-- BEGIN Provided entries --
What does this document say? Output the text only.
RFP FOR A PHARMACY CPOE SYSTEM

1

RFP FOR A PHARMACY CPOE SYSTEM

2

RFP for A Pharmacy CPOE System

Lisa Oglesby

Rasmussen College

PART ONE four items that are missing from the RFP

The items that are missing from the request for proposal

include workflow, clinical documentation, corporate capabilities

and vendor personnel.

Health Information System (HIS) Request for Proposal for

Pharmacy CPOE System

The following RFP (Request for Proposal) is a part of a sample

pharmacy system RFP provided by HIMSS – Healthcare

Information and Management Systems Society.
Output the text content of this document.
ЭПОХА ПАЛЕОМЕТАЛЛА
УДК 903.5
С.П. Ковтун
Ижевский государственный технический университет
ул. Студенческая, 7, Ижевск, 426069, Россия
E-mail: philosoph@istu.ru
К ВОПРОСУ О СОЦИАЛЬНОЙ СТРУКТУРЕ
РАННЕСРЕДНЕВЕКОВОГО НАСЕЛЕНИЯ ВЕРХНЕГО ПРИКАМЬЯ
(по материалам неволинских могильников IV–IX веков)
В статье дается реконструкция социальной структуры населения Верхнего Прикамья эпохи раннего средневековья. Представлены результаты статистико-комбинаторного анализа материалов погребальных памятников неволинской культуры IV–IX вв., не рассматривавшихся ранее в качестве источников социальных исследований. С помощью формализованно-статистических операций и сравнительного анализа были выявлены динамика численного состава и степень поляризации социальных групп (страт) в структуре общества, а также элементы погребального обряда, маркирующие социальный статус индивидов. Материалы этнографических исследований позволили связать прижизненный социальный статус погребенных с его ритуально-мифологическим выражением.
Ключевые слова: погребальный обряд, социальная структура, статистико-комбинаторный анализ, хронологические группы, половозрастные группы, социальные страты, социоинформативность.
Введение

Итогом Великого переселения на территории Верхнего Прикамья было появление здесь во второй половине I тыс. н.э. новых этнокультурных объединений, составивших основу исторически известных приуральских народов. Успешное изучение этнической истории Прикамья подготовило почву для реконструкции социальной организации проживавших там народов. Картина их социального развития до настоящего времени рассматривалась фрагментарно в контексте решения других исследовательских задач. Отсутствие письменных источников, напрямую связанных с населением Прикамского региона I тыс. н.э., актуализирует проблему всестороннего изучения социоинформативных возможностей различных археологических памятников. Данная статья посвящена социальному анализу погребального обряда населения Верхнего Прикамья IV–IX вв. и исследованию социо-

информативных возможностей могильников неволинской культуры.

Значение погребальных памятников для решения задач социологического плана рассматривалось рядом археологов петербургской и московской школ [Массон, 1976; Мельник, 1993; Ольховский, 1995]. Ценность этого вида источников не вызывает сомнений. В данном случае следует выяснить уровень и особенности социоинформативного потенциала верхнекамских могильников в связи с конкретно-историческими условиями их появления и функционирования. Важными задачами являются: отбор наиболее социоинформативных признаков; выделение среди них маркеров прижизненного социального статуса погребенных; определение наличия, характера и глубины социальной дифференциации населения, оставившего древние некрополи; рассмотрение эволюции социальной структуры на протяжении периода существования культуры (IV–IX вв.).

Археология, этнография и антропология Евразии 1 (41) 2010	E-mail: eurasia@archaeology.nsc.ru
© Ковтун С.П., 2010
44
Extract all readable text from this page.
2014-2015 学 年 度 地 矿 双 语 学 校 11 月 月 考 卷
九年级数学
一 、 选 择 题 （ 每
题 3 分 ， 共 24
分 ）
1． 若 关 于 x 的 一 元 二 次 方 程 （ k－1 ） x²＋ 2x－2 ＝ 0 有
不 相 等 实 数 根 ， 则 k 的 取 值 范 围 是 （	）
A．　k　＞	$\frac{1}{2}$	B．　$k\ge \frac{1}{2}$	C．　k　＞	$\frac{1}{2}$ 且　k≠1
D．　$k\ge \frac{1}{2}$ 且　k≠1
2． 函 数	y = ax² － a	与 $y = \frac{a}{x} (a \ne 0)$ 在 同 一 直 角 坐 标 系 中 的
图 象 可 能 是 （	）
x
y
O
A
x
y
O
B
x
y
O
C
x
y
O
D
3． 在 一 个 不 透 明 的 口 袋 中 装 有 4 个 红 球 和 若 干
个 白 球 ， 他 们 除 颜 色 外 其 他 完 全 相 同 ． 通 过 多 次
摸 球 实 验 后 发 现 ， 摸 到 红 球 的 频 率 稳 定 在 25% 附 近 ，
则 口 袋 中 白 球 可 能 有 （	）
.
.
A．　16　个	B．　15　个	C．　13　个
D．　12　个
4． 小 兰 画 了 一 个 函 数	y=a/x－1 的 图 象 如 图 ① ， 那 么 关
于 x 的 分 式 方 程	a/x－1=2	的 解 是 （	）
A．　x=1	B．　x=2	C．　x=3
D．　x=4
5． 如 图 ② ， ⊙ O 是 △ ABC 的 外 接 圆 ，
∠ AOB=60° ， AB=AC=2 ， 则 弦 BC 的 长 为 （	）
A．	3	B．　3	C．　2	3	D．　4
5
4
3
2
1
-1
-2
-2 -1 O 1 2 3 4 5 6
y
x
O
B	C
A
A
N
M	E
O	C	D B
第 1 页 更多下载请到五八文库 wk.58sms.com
-- END Provided entries --
- Instructions for the task -
Make an exact copy of every entry.

- Result of the exercise -
What does this document say? Output the text only.
RFP FOR A PHARMACY CPOE SYSTEM

1

RFP FOR A PHARMACY CPOE SYSTEM

2

RFP for A Pharmacy CPOE System

Lisa Oglesby

Rasmussen College

PART ONE four items that are missing from the RFP

The items that are missing from the request for proposal

include workflow, clinical documentation, corporate capabilities

and vendor personnel.

Health Information System (HIS) Request for Proposal for

Pharmacy CPOE System

The following RFP (Request for Proposal) is a part of a sample

pharmacy system RFP provided by HIMSS – Healthcare

Information and Management Systems Society.
Output the text content of this document.
ЭПОХА ПАЛЕОМЕТАЛЛА
УДК 903.5
С.П. Ковтун
Ижевский государственный технический университет
ул. Студенческая, 7, Ижевск, 426069, Россия
E-mail: philosoph@istu.ru
К ВОПРОСУ О СОЦИАЛЬНОЙ СТРУКТУРЕ
РАННЕСРЕДНЕВЕКОВОГО НАСЕЛЕНИЯ ВЕРХНЕГО ПРИКАМЬЯ
(по материалам неволинских могильников IV–IX веков)
В статье дается реконструкция социальной структуры населения Верхнего Прикамья эпохи раннего средневековья. Представлены результаты статистико-комбинаторного анализа материалов погребальных памятников неволинской культуры IV–IX вв., не рассматривавшихся ранее в качестве источников социальных исследований. С помощью формализованно-статистических операций и сравнительного анализа были выявлены динамика численного состава и степень поляризации социальных групп (страт) в структуре общества, а также элементы погребального обряда, маркирующие социальный статус индивидов. Материалы этнографических исследований позволили связать прижизненный социальный статус погребенных с его ритуально-мифологическим выражением.
Ключевые слова: погребальный обряд, социальная структура, статистико-комбинаторный анализ, хронологические группы, половозрастные группы, социальные страты, социоинформативность.
Введение

Итогом Великого переселения на территории Верхнего Прикамья было появление здесь во второй половине I тыс. н.э. новых этнокультурных объединений, составивших основу исторически известных приуральских народов. Успешное изучение этнической истории Прикамья подготовило почву для реконструкции социальной организации проживавших там народов. Картина их социального развития до настоящего времени рассматривалась фрагментарно в контексте решения других исследовательских задач. Отсутствие письменных источников, напрямую связанных с населением Прикамского региона I тыс. н.э., актуализирует проблему всестороннего изучения социоинформативных возможностей различных археологических памятников. Данная статья посвящена социальному анализу погребального обряда населения Верхнего Прикамья IV–IX вв. и исследованию социо-

информативных возможностей могильников неволинской культуры.

Значение погребальных памятников для решения задач социологического плана рассматривалось рядом археологов петербургской и московской школ [Массон, 1976; Мельник, 1993; Ольховский, 1995]. Ценность этого вида источников не вызывает сомнений. В данном случае следует выяснить уровень и особенности социоинформативного потенциала верхнекамских могильников в связи с конкретно-историческими условиями их появления и функционирования. Важными задачами являются: отбор наиболее социоинформативных признаков; выделение среди них маркеров прижизненного социального статуса погребенных; определение наличия, характера и глубины социальной дифференциации населения, оставившего древние некрополи; рассмотрение эволюции социальной структуры на протяжении периода существования культуры (IV–IX вв.).

Археология, этнография и антропология Евразии 1 (41) 2010	E-mail: eurasia@archaeology.nsc.ru
© Ковтун С.П., 2010
44
Extract all readable text from this page.
2014-2015 学 年 度 地 矿 双 语 学 校 11 月 月 考 卷
九年级数学
一 、 选 择 题 （ 每
题 3 分 ， 共 24
分 ）
1． 若 关 于 x 的 一 元 二 次 方 程 （ k－1 ） x²＋ 2x－2 ＝ 0 有
不 相 等 实 数 根 ， 则 k 的 取 值 范 围 是 （	）
A．　k　＞	$\frac{1}{2}$	B．　$k\ge \frac{1}{2}$	C．　k　＞	$\frac{1}{2}$ 且　k≠1
D．　$k\ge \frac{1}{2}$ 且　k≠1
2． 函 数	y = ax² － a	与 $y = \frac{a}{x} (a \ne 0)$ 在 同 一 直 角 坐 标 系 中 的
图 象 可 能 是 （	）
x
y
O
A
x
y
O
B
x
y
O
C
x
y
O
D
3． 在 一 个 不 透 明 的 口 袋 中 装 有 4 个 红 球 和 若 干
个 白 球 ， 他 们 除 颜 色 外 其 他 完 全 相 同 ． 通 过 多 次
摸 球 实 验 后 发 现 ， 摸 到 红 球 的 频 率 稳 定 在 25% 附 近 ，
则 口 袋 中 白 球 可 能 有 （	）
.
.
A．　16　个	B．　15　个	C．　13　个
D．　12　个
4． 小 兰 画 了 一 个 函 数	y=a/x－1 的 图 象 如 图 ① ， 那 么 关
于 x 的 分 式 方 程	a/x－1=2	的 解 是 （	）
A．　x=1	B．　x=2	C．　x=3
D．　x=4
5． 如 图 ② ， ⊙ O 是 △ ABC 的 外 接 圆 ，
∠ AOB=60° ， AB=AC=2 ， 则 弦 BC 的 长 为 （	）
A．	3	B．　3	C．　2	3	D．　4
5
4
3
2
1
-1
-2
-2 -1 O 1 2 3 4 5 6
y
x
O
B	C
A
A
N
M	E
O	C	D B
第 1 页 更多下载请到五八文库 wk.58sms.com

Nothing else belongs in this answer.